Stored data
====

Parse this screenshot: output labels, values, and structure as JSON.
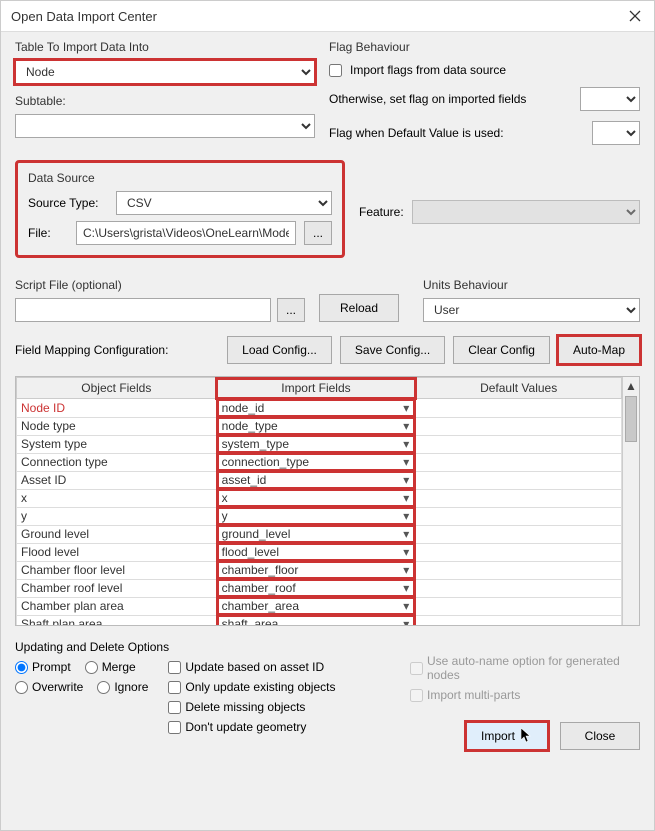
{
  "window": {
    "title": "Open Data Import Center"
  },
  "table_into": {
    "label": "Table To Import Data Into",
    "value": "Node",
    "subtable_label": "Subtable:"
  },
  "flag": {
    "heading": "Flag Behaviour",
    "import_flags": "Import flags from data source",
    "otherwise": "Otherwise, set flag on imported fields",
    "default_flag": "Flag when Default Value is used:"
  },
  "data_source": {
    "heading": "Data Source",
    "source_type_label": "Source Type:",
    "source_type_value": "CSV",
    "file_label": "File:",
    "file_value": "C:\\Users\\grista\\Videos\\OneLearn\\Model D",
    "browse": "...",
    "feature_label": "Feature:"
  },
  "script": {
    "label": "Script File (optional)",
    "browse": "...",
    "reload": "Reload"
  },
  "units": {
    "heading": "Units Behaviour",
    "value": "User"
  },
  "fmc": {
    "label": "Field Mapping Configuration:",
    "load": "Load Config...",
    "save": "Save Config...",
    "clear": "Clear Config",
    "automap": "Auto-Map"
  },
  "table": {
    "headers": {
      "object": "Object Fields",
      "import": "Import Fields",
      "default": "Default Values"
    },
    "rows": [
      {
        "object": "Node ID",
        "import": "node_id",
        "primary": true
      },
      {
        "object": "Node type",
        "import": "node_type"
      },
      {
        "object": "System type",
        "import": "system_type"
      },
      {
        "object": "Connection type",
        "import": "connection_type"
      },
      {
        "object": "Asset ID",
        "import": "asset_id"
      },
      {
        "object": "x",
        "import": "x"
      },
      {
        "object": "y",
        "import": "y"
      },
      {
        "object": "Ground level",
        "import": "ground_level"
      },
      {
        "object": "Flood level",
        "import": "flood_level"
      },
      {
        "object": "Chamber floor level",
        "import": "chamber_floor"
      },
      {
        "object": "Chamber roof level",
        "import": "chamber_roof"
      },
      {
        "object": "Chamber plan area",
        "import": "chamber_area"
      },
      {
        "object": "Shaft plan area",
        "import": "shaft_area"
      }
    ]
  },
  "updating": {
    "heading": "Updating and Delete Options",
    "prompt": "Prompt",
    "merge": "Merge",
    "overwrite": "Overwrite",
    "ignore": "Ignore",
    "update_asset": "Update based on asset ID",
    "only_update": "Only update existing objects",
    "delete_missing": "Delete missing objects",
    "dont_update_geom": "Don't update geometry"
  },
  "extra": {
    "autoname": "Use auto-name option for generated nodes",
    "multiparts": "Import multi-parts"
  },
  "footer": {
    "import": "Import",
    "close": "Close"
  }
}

====

**TASK TO CARRY OUT**
Restate the data above exactly, stripping out each image.

**ANSWER TO THIS EXERCISE**
Parse this screenshot: output labels, values, and structure as JSON.
{
  "window": {
    "title": "Open Data Import Center"
  },
  "table_into": {
    "label": "Table To Import Data Into",
    "value": "Node",
    "subtable_label": "Subtable:"
  },
  "flag": {
    "heading": "Flag Behaviour",
    "import_flags": "Import flags from data source",
    "otherwise": "Otherwise, set flag on imported fields",
    "default_flag": "Flag when Default Value is used:"
  },
  "data_source": {
    "heading": "Data Source",
    "source_type_label": "Source Type:",
    "source_type_value": "CSV",
    "file_label": "File:",
    "file_value": "C:\\Users\\grista\\Videos\\OneLearn\\Model D",
    "browse": "...",
    "feature_label": "Feature:"
  },
  "script": {
    "label": "Script File (optional)",
    "browse": "...",
    "reload": "Reload"
  },
  "units": {
    "heading": "Units Behaviour",
    "value": "User"
  },
  "fmc": {
    "label": "Field Mapping Configuration:",
    "load": "Load Config...",
    "save": "Save Config...",
    "clear": "Clear Config",
    "automap": "Auto-Map"
  },
  "table": {
    "headers": {
      "object": "Object Fields",
      "import": "Import Fields",
      "default": "Default Values"
    },
    "rows": [
      {
        "object": "Node ID",
        "import": "node_id",
        "primary": true
      },
      {
        "object": "Node type",
        "import": "node_type"
      },
      {
        "object": "System type",
        "import": "system_type"
      },
      {
        "object": "Connection type",
        "import": "connection_type"
      },
      {
        "object": "Asset ID",
        "import": "asset_id"
      },
      {
        "object": "x",
        "import": "x"
      },
      {
        "object": "y",
        "import": "y"
      },
      {
        "object": "Ground level",
        "import": "ground_level"
      },
      {
        "object": "Flood level",
        "import": "flood_level"
      },
      {
        "object": "Chamber floor level",
        "import": "chamber_floor"
      },
      {
        "object": "Chamber roof level",
        "import": "chamber_roof"
      },
      {
        "object": "Chamber plan area",
        "import": "chamber_area"
      },
      {
        "object": "Shaft plan area",
        "import": "shaft_area"
      }
    ]
  },
  "updating": {
    "heading": "Updating and Delete Options",
    "prompt": "Prompt",
    "merge": "Merge",
    "overwrite": "Overwrite",
    "ignore": "Ignore",
    "update_asset": "Update based on asset ID",
    "only_update": "Only update existing objects",
    "delete_missing": "Delete missing objects",
    "dont_update_geom": "Don't update geometry"
  },
  "extra": {
    "autoname": "Use auto-name option for generated nodes",
    "multiparts": "Import multi-parts"
  },
  "footer": {
    "import": "Import",
    "close": "Close"
  }
}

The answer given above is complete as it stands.